Extract all lines from the data beneath that include the word "name".

Items from a figure collection
========

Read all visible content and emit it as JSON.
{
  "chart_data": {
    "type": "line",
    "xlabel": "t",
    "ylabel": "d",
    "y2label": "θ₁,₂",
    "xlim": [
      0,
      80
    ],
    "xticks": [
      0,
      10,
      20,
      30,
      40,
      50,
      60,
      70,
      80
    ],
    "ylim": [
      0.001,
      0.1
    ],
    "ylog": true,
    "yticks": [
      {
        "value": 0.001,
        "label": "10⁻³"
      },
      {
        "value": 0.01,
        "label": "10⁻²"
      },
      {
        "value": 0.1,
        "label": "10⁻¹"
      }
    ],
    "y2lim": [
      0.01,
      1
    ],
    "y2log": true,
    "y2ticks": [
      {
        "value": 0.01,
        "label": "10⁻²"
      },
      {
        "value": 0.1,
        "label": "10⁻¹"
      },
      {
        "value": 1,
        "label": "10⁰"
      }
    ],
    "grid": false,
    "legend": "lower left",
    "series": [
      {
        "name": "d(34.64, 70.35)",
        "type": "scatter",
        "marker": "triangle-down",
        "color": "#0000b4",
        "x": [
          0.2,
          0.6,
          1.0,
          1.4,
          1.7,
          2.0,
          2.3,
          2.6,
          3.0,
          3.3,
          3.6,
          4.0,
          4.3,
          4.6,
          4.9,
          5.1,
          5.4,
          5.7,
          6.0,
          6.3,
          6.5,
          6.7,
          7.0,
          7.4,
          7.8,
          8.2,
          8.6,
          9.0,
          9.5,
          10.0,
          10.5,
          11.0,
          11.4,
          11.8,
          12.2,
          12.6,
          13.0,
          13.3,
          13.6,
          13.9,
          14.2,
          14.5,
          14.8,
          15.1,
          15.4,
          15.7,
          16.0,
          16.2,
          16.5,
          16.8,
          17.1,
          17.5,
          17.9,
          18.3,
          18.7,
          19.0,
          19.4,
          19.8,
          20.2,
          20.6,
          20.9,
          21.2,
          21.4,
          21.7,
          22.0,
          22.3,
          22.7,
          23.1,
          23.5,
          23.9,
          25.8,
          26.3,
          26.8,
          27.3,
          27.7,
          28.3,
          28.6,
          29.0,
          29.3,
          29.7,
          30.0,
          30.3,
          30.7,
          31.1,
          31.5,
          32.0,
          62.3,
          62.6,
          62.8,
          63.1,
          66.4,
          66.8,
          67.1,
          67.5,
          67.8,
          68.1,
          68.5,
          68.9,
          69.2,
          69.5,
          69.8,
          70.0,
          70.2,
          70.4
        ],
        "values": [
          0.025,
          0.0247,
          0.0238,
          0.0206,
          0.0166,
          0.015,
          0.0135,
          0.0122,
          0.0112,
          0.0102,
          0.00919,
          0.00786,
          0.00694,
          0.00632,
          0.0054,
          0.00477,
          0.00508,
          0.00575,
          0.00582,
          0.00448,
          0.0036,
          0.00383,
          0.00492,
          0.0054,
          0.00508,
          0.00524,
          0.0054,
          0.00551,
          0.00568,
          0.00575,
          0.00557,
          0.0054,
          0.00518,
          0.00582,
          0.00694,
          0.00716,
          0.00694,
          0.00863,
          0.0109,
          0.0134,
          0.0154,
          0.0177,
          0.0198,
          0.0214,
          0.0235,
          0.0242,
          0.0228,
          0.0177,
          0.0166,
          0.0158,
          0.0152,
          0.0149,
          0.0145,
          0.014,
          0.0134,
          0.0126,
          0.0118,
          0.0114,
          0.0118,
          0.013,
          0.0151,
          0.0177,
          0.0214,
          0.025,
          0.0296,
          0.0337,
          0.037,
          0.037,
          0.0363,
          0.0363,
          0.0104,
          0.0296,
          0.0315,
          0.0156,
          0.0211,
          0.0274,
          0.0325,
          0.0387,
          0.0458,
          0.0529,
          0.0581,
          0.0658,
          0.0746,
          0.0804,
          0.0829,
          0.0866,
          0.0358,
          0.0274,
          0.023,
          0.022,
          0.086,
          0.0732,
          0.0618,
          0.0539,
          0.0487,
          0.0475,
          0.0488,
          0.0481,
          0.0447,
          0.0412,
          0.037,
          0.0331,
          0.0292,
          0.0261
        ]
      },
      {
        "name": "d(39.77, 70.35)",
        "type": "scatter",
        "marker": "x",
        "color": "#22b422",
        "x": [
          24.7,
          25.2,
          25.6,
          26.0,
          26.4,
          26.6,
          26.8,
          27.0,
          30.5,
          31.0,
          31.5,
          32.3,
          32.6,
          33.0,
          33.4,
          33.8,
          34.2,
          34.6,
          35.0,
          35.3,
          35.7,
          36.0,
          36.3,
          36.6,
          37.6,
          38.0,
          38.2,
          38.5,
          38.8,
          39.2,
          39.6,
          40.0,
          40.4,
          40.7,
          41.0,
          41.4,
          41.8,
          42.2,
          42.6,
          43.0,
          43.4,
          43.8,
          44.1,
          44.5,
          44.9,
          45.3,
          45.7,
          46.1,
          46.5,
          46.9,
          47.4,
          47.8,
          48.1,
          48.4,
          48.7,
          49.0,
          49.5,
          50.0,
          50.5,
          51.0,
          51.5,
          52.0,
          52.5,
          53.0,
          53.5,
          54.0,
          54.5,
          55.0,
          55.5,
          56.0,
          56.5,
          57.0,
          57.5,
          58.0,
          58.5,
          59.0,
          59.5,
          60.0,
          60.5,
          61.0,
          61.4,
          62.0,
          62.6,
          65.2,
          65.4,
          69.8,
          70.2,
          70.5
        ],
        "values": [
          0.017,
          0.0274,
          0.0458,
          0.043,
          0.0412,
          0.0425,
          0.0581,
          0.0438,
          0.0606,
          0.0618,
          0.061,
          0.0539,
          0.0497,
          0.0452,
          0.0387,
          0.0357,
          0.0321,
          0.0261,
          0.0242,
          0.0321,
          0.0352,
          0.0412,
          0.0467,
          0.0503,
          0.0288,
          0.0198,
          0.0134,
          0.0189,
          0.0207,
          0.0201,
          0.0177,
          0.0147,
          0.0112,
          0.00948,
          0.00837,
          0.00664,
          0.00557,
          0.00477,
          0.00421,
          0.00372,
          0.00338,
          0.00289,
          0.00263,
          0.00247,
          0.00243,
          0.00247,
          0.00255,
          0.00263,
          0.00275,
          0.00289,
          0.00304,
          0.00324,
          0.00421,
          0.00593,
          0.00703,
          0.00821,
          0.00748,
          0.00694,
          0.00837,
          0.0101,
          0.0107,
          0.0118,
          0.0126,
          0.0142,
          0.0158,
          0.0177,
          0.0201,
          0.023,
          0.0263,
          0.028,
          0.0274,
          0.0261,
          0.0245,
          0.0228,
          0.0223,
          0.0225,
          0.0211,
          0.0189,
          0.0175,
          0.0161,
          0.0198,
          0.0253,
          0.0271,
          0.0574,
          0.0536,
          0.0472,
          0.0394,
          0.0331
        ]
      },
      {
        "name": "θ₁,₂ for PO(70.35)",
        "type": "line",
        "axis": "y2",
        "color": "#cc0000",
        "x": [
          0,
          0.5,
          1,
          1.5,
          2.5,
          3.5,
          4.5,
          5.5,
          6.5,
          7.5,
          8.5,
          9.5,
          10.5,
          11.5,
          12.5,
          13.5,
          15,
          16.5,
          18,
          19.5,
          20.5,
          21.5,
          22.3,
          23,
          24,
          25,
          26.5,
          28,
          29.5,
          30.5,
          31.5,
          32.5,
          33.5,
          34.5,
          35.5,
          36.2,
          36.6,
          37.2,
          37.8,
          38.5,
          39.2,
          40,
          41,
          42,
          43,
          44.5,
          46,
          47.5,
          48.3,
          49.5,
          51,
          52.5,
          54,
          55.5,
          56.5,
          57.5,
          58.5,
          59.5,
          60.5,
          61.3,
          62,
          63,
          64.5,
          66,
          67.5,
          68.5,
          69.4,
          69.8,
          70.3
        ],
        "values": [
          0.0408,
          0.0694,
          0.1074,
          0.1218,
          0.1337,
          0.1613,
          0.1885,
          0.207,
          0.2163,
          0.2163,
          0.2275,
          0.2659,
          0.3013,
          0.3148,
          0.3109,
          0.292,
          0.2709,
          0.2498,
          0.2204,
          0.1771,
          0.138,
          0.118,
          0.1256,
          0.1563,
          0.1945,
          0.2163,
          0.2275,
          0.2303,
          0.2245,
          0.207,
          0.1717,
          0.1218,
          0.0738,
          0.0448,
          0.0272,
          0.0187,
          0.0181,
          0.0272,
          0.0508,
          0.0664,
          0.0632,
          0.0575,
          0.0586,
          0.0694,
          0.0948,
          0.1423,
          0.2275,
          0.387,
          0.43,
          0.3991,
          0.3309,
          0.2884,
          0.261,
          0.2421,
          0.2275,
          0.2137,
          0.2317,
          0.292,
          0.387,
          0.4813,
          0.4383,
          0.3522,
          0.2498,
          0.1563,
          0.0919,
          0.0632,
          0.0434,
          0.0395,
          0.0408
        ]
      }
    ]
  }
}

========

Written answer |
        "name": "d(34.64, 70.35)",
        "name": "d(39.77, 70.35)",
        "name": "θ₁,₂ for PO(70.35)",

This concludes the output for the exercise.